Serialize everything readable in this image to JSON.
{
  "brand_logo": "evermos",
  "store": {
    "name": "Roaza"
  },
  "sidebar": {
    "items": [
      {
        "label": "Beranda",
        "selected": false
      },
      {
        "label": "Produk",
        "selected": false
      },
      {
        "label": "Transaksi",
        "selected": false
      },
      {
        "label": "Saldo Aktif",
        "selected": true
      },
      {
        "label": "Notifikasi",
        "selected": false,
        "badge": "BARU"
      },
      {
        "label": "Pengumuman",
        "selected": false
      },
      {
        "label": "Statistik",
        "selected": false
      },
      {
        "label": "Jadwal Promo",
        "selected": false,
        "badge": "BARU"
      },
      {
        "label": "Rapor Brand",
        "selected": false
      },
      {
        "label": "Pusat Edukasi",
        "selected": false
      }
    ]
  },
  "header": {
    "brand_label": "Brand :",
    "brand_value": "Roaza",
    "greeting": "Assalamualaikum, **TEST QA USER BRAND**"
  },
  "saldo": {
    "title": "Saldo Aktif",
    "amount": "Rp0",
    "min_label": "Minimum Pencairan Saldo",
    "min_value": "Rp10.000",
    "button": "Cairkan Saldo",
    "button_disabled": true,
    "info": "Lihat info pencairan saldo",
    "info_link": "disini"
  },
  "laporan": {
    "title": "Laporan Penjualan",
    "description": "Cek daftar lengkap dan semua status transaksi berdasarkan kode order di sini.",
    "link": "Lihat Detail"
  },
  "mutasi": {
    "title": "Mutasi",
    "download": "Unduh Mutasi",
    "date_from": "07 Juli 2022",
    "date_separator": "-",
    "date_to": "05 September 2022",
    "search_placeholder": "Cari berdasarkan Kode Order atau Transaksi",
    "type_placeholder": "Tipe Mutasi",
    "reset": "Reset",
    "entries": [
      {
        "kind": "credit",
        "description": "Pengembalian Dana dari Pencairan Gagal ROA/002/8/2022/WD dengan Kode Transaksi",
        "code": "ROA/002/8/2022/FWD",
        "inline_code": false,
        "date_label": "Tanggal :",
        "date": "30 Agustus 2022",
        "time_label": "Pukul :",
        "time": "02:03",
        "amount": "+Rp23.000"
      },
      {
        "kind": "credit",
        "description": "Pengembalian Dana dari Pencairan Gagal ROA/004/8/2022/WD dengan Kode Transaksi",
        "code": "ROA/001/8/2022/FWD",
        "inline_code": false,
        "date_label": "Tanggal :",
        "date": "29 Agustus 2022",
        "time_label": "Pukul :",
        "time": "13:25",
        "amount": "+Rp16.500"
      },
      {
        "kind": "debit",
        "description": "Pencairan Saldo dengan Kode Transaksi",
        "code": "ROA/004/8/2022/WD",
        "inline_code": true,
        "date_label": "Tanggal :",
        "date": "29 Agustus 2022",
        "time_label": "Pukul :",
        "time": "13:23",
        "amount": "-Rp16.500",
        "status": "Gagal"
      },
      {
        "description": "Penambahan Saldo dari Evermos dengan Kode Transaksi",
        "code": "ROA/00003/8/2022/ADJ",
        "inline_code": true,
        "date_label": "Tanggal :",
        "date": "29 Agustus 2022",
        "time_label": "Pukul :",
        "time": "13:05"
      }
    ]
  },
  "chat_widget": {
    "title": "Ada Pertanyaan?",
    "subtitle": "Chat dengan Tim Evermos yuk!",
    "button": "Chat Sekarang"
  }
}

• _The problem_: Scan the lines for the string "Dana". Copy out each line that matches.

• _Result_:
        "description": "Pengembalian Dana dari Pencairan Gagal ROA/002/8/2022/WD dengan Kode Transaksi",
        "description": "Pengembalian Dana dari Pencairan Gagal ROA/004/8/2022/WD dengan Kode Transaksi",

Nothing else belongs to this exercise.